=== TASK INSTRUCTIONS ===
Count the lines in the records below that contain the string "open", treating uppercase and lowercase as distinct, and give only the number.

=== DATA FOR THE TASK ===

========================================

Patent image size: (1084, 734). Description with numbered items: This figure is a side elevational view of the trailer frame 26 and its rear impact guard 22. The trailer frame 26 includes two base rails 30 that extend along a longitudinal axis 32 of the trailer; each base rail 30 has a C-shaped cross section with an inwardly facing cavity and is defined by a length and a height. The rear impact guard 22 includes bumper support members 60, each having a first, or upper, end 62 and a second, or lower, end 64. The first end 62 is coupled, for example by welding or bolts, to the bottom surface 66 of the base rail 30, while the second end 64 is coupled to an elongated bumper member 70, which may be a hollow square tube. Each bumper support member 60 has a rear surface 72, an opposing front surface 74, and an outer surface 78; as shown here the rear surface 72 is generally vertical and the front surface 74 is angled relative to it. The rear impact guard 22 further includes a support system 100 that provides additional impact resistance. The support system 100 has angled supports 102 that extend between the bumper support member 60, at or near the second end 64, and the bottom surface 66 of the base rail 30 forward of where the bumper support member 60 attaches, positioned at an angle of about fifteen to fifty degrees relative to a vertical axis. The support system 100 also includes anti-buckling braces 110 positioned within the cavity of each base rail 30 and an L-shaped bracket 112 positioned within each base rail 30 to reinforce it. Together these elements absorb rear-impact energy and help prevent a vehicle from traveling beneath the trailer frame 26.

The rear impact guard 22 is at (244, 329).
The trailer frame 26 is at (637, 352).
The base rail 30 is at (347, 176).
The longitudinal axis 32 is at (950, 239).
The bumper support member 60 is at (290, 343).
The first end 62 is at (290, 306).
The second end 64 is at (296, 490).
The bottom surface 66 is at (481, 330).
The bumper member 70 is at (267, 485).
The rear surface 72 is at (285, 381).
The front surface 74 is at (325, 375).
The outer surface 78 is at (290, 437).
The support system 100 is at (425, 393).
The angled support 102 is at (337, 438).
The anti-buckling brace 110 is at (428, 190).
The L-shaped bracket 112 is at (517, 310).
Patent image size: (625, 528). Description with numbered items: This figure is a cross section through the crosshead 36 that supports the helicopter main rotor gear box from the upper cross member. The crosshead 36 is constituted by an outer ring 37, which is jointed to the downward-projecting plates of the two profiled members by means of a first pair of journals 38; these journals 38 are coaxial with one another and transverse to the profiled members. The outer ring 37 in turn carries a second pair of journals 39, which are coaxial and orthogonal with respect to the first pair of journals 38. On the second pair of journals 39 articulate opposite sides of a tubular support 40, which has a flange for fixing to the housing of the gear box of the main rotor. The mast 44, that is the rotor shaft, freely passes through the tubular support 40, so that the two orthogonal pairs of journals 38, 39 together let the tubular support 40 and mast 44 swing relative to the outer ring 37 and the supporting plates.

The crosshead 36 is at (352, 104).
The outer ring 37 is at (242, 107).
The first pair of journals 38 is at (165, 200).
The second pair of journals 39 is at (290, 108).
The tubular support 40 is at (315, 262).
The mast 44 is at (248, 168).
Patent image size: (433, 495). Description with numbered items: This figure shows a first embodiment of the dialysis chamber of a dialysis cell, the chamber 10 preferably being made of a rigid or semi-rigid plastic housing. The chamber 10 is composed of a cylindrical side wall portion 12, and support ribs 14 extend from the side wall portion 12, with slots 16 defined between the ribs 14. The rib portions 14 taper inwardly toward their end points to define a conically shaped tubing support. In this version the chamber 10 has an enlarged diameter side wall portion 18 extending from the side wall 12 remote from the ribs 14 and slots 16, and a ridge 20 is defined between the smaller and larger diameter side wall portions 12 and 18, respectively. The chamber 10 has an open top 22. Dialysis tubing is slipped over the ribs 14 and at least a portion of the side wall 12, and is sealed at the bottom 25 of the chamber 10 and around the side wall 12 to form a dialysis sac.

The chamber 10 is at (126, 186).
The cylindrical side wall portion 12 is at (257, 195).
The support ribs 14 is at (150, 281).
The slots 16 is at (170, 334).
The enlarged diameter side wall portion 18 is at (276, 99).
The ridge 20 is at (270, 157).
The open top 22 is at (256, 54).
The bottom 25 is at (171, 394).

========================================

=== SOLUTION ===
2